— What to do —
Give every line of the data again, unchanged, but with no pictures.

::::::::

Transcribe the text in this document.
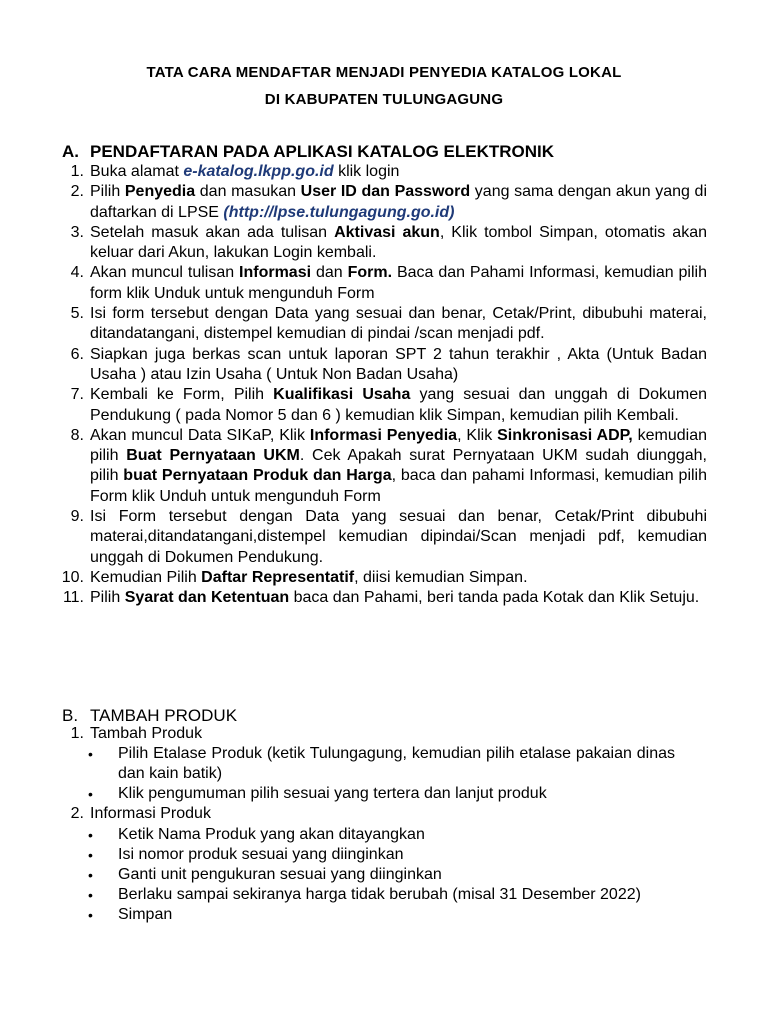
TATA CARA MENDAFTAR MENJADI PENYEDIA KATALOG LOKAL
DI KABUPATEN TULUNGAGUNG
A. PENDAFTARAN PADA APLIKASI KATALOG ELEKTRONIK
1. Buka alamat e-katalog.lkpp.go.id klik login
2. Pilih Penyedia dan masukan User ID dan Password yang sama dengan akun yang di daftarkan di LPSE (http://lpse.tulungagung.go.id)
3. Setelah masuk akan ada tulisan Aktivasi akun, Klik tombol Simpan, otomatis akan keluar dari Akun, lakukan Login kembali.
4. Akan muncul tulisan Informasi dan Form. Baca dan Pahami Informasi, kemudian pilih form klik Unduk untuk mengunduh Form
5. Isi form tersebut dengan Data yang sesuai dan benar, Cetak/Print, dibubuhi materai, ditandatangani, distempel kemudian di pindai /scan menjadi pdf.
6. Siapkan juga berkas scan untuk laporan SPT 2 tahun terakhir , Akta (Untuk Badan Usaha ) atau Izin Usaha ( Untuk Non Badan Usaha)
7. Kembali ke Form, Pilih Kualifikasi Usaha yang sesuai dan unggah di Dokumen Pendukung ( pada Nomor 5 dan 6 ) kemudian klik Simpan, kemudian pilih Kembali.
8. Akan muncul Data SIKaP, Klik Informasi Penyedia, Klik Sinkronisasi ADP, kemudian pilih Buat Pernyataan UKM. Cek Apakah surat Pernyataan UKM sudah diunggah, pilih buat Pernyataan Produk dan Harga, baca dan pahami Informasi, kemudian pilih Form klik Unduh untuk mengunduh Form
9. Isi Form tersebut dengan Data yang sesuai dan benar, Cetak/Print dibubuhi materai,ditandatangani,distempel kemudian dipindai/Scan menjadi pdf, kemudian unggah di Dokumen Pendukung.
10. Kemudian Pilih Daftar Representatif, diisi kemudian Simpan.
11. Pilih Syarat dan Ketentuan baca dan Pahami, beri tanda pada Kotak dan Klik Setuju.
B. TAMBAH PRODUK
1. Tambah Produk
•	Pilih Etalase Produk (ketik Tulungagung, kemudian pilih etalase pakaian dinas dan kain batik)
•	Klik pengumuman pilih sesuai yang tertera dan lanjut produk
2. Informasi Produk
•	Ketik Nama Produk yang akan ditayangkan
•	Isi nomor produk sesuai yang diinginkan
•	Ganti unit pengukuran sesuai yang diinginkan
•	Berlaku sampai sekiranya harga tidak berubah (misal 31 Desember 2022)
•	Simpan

::::::::

— Response to this task —
Transcribe the text in this document.
TATA CARA MENDAFTAR MENJADI PENYEDIA KATALOG LOKAL
DI KABUPATEN TULUNGAGUNG
A. PENDAFTARAN PADA APLIKASI KATALOG ELEKTRONIK
1. Buka alamat e-katalog.lkpp.go.id klik login
2. Pilih Penyedia dan masukan User ID dan Password yang sama dengan akun yang di daftarkan di LPSE (http://lpse.tulungagung.go.id)
3. Setelah masuk akan ada tulisan Aktivasi akun, Klik tombol Simpan, otomatis akan keluar dari Akun, lakukan Login kembali.
4. Akan muncul tulisan Informasi dan Form. Baca dan Pahami Informasi, kemudian pilih form klik Unduk untuk mengunduh Form
5. Isi form tersebut dengan Data yang sesuai dan benar, Cetak/Print, dibubuhi materai, ditandatangani, distempel kemudian di pindai /scan menjadi pdf.
6. Siapkan juga berkas scan untuk laporan SPT 2 tahun terakhir , Akta (Untuk Badan Usaha ) atau Izin Usaha ( Untuk Non Badan Usaha)
7. Kembali ke Form, Pilih Kualifikasi Usaha yang sesuai dan unggah di Dokumen Pendukung ( pada Nomor 5 dan 6 ) kemudian klik Simpan, kemudian pilih Kembali.
8. Akan muncul Data SIKaP, Klik Informasi Penyedia, Klik Sinkronisasi ADP, kemudian pilih Buat Pernyataan UKM. Cek Apakah surat Pernyataan UKM sudah diunggah, pilih buat Pernyataan Produk dan Harga, baca dan pahami Informasi, kemudian pilih Form klik Unduh untuk mengunduh Form
9. Isi Form tersebut dengan Data yang sesuai dan benar, Cetak/Print dibubuhi materai,ditandatangani,distempel kemudian dipindai/Scan menjadi pdf, kemudian unggah di Dokumen Pendukung.
10. Kemudian Pilih Daftar Representatif, diisi kemudian Simpan.
11. Pilih Syarat dan Ketentuan baca dan Pahami, beri tanda pada Kotak dan Klik Setuju.
B. TAMBAH PRODUK
1. Tambah Produk
•	Pilih Etalase Produk (ketik Tulungagung, kemudian pilih etalase pakaian dinas dan kain batik)
•	Klik pengumuman pilih sesuai yang tertera dan lanjut produk
2. Informasi Produk
•	Ketik Nama Produk yang akan ditayangkan
•	Isi nomor produk sesuai yang diinginkan
•	Ganti unit pengukuran sesuai yang diinginkan
•	Berlaku sampai sekiranya harga tidak berubah (misal 31 Desember 2022)
•	Simpan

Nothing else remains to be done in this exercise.